■ **Task requirements**: Where a line of the material contains the string "title", copy that line.
'''
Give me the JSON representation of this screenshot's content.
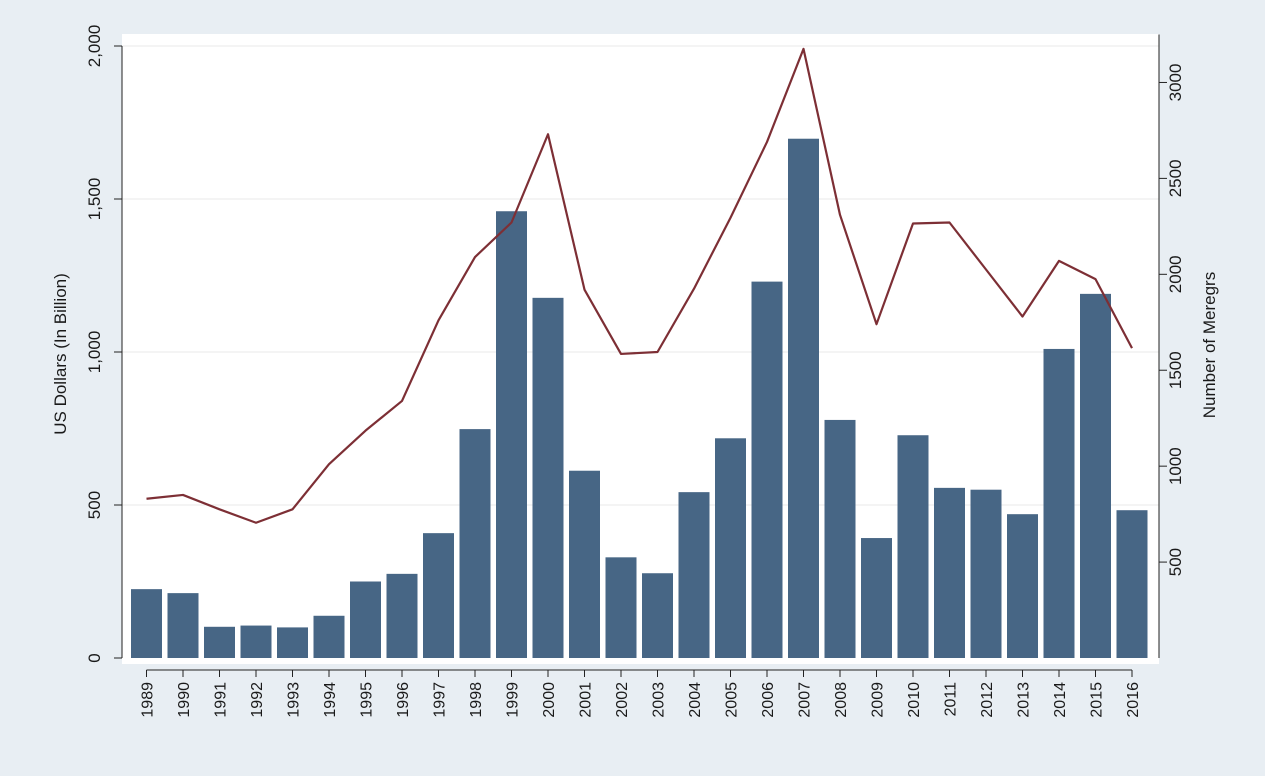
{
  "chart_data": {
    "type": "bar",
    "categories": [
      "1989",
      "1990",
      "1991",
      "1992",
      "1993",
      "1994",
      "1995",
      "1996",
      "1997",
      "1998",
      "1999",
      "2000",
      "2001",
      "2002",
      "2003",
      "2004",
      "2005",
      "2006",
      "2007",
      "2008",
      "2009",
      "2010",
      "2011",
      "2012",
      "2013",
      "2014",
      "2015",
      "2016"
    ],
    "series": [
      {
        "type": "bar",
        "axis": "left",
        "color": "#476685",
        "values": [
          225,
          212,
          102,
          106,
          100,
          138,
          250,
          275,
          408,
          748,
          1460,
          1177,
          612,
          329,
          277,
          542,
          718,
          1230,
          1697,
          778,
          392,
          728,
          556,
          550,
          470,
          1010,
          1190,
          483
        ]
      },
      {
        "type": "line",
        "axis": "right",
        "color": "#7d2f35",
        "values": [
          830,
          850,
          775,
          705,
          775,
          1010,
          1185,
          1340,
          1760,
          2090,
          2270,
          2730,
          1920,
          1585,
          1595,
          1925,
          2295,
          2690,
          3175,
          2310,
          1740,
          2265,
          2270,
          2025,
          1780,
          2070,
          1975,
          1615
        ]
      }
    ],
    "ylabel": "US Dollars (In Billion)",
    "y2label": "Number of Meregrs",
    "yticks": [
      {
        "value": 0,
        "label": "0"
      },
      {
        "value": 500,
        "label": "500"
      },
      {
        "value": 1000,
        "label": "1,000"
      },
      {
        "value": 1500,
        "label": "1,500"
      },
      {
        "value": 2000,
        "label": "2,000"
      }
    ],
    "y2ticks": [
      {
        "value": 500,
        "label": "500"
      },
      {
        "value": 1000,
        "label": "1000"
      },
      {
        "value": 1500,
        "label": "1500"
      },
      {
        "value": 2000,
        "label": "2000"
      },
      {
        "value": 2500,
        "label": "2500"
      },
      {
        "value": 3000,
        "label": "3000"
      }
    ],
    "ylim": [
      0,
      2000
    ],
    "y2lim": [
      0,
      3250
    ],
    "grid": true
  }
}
'''
'''
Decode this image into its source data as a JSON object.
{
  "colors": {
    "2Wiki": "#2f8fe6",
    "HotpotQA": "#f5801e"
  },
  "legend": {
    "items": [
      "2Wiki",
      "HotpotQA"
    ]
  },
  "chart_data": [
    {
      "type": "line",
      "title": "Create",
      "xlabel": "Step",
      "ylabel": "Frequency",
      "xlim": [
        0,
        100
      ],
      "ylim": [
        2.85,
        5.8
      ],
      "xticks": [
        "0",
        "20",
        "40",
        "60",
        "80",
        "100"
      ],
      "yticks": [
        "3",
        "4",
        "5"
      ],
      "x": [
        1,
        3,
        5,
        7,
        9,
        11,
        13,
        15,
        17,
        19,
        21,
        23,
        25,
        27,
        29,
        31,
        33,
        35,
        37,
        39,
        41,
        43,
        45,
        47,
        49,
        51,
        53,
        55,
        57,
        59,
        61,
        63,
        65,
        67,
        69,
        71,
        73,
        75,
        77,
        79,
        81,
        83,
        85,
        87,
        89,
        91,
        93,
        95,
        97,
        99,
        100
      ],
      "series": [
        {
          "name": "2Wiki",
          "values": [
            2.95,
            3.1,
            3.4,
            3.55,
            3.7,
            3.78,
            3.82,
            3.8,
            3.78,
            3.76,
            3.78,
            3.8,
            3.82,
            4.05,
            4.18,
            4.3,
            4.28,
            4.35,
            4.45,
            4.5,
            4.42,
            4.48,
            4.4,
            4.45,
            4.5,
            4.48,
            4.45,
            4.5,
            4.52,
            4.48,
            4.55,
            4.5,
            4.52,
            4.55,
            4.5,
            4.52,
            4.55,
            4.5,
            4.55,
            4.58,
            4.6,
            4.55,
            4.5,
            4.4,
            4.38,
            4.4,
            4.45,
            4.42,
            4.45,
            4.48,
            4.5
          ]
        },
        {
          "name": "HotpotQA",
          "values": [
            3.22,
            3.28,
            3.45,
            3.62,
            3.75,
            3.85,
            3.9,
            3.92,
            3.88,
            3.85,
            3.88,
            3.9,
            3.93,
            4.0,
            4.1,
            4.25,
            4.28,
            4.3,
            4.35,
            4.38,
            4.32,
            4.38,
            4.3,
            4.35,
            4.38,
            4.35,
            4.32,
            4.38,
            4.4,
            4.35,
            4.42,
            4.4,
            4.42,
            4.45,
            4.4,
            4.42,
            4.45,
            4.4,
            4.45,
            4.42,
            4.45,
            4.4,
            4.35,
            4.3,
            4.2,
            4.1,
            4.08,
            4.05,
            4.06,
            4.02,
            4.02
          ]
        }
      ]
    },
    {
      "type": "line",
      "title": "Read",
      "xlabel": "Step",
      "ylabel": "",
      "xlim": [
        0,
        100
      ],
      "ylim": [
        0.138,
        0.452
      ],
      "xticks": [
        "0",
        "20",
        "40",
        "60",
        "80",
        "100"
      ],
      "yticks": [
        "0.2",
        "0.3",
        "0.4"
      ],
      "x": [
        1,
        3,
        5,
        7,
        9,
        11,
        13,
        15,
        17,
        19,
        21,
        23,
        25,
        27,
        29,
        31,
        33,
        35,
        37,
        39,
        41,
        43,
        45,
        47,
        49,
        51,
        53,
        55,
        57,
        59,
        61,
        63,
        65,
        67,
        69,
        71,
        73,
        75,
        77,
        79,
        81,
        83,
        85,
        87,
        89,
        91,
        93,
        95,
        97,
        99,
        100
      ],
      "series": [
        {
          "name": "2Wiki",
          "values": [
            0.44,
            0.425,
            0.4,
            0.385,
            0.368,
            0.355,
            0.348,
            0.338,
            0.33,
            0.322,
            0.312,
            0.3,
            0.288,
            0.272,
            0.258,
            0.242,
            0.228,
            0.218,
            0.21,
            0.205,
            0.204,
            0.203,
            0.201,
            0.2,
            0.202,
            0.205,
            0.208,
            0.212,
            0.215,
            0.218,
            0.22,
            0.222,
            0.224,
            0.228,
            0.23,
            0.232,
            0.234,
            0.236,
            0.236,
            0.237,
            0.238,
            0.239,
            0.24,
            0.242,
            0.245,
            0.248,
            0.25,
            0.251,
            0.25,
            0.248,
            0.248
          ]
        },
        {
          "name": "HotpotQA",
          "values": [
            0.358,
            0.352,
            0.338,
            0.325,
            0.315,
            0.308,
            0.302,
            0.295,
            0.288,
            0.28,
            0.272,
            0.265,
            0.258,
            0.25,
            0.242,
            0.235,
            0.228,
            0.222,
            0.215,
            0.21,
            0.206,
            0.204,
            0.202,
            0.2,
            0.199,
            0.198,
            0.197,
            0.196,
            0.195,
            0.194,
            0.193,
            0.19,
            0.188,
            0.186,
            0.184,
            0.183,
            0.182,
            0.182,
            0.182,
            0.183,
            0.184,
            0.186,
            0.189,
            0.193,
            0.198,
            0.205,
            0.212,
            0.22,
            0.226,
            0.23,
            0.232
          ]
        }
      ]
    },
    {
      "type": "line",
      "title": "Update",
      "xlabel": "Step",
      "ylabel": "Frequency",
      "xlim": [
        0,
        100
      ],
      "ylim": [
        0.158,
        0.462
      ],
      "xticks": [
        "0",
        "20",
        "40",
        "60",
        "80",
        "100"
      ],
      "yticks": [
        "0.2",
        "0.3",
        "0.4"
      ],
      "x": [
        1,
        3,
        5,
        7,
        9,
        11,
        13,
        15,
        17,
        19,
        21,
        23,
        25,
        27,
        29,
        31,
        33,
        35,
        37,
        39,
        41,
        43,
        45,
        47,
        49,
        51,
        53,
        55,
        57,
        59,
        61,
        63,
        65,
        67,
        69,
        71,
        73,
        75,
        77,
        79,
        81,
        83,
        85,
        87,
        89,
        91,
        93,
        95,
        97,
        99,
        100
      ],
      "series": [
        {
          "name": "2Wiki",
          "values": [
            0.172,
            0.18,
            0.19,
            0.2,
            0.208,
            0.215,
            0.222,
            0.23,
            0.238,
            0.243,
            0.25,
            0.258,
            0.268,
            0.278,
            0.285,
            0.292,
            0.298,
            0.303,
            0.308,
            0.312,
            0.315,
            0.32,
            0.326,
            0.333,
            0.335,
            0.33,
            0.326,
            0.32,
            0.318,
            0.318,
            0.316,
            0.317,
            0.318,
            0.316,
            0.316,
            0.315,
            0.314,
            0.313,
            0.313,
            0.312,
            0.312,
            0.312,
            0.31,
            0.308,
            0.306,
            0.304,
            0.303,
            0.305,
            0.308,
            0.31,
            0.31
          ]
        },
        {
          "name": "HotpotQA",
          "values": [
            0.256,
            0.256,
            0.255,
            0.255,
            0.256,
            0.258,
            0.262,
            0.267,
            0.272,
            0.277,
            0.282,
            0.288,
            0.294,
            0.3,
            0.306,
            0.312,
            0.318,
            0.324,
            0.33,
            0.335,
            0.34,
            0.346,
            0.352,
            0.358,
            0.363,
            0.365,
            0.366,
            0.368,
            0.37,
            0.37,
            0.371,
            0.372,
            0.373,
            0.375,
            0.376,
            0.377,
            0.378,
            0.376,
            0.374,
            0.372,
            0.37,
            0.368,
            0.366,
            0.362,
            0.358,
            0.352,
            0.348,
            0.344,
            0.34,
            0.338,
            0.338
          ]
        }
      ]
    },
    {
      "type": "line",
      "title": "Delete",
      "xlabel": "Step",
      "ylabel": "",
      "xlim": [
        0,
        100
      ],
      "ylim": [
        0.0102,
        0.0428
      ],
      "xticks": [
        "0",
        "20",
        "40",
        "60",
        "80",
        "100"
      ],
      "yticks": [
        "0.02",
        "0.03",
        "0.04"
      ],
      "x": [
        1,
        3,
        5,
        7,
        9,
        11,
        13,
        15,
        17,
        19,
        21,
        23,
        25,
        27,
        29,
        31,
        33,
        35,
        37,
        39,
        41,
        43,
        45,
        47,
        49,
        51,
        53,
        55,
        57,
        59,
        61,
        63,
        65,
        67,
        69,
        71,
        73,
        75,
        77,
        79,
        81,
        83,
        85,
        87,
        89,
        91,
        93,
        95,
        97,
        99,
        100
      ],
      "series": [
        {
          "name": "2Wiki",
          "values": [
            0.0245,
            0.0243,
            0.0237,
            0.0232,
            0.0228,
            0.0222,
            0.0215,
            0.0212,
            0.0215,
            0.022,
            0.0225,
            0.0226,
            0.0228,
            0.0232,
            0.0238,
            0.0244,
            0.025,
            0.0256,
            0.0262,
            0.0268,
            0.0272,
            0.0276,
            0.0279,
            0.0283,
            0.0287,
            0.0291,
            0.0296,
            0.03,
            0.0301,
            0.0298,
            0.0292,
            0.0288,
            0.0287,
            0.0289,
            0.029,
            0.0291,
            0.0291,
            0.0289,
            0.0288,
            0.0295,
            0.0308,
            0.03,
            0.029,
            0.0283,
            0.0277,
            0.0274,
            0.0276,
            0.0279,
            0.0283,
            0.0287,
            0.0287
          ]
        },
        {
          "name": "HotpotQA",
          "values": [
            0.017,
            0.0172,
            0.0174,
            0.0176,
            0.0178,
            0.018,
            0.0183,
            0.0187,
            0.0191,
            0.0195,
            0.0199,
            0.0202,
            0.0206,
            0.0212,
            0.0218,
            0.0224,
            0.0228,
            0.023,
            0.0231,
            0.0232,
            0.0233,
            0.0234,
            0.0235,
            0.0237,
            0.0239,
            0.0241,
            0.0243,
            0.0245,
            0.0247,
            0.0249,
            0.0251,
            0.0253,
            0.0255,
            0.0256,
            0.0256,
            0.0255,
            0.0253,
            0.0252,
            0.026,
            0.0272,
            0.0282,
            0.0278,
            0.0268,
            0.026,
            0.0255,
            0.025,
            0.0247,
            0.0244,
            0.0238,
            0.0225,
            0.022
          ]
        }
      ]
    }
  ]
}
'''
■ **Response to the task**:
      "title": "Create",
      "title": "Read",
      "title": "Update",
      "title": "Delete",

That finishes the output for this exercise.